+++ DATASET EXTRACT

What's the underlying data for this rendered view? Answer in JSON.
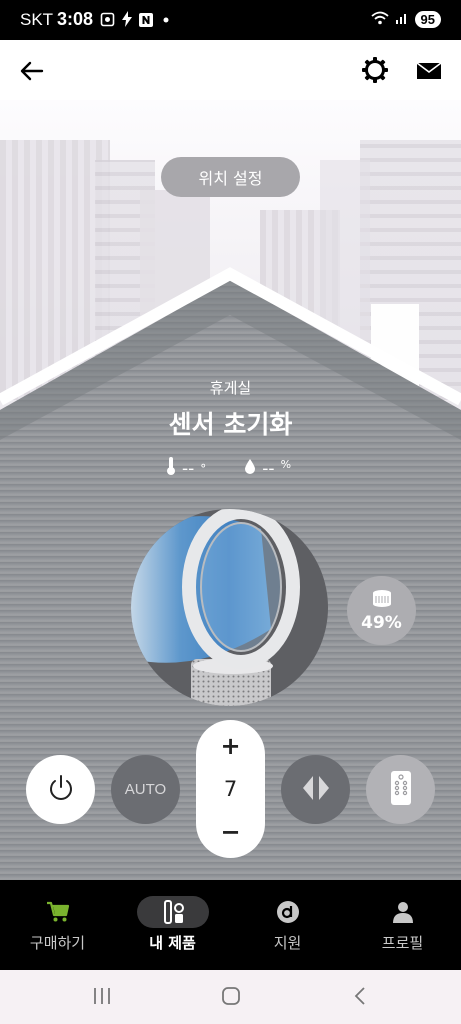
{
  "status_bar": {
    "carrier": "SKT",
    "time": "3:08",
    "battery": "95",
    "icons": [
      "screenshot-icon",
      "charging-icon",
      "naver-icon",
      "dot-icon",
      "wifi-icon",
      "signal-icon"
    ]
  },
  "app_bar": {
    "icons": [
      "back-arrow-icon",
      "settings-gear-icon",
      "mail-icon"
    ]
  },
  "scene": {
    "location_button": "위치 설정",
    "room_name": "휴게실",
    "device_status": "센서 초기화",
    "temperature": {
      "value": "--",
      "unit": "°"
    },
    "humidity": {
      "value": "--",
      "unit": "%"
    },
    "filter_life": "49%"
  },
  "controls": {
    "auto_label": "AUTO",
    "speed": {
      "plus": "+",
      "value": "7",
      "minus": "−"
    },
    "icons": [
      "power-icon",
      "oscillation-icon",
      "remote-icon",
      "filter-icon"
    ]
  },
  "bottom_nav": {
    "items": [
      {
        "label": "구매하기",
        "icon": "cart-icon",
        "active": false
      },
      {
        "label": "내 제품",
        "icon": "my-products-icon",
        "active": true
      },
      {
        "label": "지원",
        "icon": "support-icon",
        "active": false
      },
      {
        "label": "프로필",
        "icon": "profile-icon",
        "active": false
      }
    ]
  },
  "colors": {
    "cart_accent": "#7ab32e",
    "dark_control": "#6b6d72",
    "house_wall": "#8f9296"
  }
}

++++++

» **WORK TO DO**: Reproduce the material word for word. Any pictures should be left out of the copy.

» **FINAL RESULT**:
What's the underlying data for this rendered view? Answer in JSON.
{
  "status_bar": {
    "carrier": "SKT",
    "time": "3:08",
    "battery": "95",
    "icons": [
      "screenshot-icon",
      "charging-icon",
      "naver-icon",
      "dot-icon",
      "wifi-icon",
      "signal-icon"
    ]
  },
  "app_bar": {
    "icons": [
      "back-arrow-icon",
      "settings-gear-icon",
      "mail-icon"
    ]
  },
  "scene": {
    "location_button": "위치 설정",
    "room_name": "휴게실",
    "device_status": "센서 초기화",
    "temperature": {
      "value": "--",
      "unit": "°"
    },
    "humidity": {
      "value": "--",
      "unit": "%"
    },
    "filter_life": "49%"
  },
  "controls": {
    "auto_label": "AUTO",
    "speed": {
      "plus": "+",
      "value": "7",
      "minus": "−"
    },
    "icons": [
      "power-icon",
      "oscillation-icon",
      "remote-icon",
      "filter-icon"
    ]
  },
  "bottom_nav": {
    "items": [
      {
        "label": "구매하기",
        "icon": "cart-icon",
        "active": false
      },
      {
        "label": "내 제품",
        "icon": "my-products-icon",
        "active": true
      },
      {
        "label": "지원",
        "icon": "support-icon",
        "active": false
      },
      {
        "label": "프로필",
        "icon": "profile-icon",
        "active": false
      }
    ]
  },
  "colors": {
    "cart_accent": "#7ab32e",
    "dark_control": "#6b6d72",
    "house_wall": "#8f9296"
  }
}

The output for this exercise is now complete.